*Work to be completed:* Output all lines exactly, with nothing added or dropped.

+++

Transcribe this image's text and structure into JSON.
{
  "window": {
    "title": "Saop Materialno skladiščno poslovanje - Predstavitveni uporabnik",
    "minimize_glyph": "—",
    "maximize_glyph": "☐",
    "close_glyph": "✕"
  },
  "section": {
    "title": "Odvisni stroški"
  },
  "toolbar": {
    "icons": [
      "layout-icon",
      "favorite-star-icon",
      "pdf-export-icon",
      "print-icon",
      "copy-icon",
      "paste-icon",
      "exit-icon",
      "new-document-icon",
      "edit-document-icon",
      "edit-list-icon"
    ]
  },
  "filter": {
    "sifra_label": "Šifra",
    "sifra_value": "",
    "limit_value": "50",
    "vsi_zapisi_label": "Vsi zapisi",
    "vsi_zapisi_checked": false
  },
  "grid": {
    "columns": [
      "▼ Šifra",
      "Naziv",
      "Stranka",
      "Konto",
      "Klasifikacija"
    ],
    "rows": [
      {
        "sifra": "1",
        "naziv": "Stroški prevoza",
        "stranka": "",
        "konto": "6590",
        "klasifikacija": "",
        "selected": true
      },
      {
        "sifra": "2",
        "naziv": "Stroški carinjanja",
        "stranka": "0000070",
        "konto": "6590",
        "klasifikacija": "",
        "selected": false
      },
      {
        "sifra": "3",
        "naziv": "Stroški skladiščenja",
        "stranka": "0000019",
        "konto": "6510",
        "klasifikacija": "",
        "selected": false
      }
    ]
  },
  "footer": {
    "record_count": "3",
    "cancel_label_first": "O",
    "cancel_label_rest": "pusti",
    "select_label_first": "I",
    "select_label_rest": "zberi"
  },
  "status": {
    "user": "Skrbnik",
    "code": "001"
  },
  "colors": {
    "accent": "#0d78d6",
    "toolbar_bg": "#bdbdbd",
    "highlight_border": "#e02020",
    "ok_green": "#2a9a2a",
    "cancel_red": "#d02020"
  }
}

+++

*Reply:*
Transcribe this image's text and structure into JSON.
{
  "window": {
    "title": "Saop Materialno skladiščno poslovanje - Predstavitveni uporabnik",
    "minimize_glyph": "—",
    "maximize_glyph": "☐",
    "close_glyph": "✕"
  },
  "section": {
    "title": "Odvisni stroški"
  },
  "toolbar": {
    "icons": [
      "layout-icon",
      "favorite-star-icon",
      "pdf-export-icon",
      "print-icon",
      "copy-icon",
      "paste-icon",
      "exit-icon",
      "new-document-icon",
      "edit-document-icon",
      "edit-list-icon"
    ]
  },
  "filter": {
    "sifra_label": "Šifra",
    "sifra_value": "",
    "limit_value": "50",
    "vsi_zapisi_label": "Vsi zapisi",
    "vsi_zapisi_checked": false
  },
  "grid": {
    "columns": [
      "▼ Šifra",
      "Naziv",
      "Stranka",
      "Konto",
      "Klasifikacija"
    ],
    "rows": [
      {
        "sifra": "1",
        "naziv": "Stroški prevoza",
        "stranka": "",
        "konto": "6590",
        "klasifikacija": "",
        "selected": true
      },
      {
        "sifra": "2",
        "naziv": "Stroški carinjanja",
        "stranka": "0000070",
        "konto": "6590",
        "klasifikacija": "",
        "selected": false
      },
      {
        "sifra": "3",
        "naziv": "Stroški skladiščenja",
        "stranka": "0000019",
        "konto": "6510",
        "klasifikacija": "",
        "selected": false
      }
    ]
  },
  "footer": {
    "record_count": "3",
    "cancel_label_first": "O",
    "cancel_label_rest": "pusti",
    "select_label_first": "I",
    "select_label_rest": "zberi"
  },
  "status": {
    "user": "Skrbnik",
    "code": "001"
  },
  "colors": {
    "accent": "#0d78d6",
    "toolbar_bg": "#bdbdbd",
    "highlight_border": "#e02020",
    "ok_green": "#2a9a2a",
    "cancel_red": "#d02020"
  }
}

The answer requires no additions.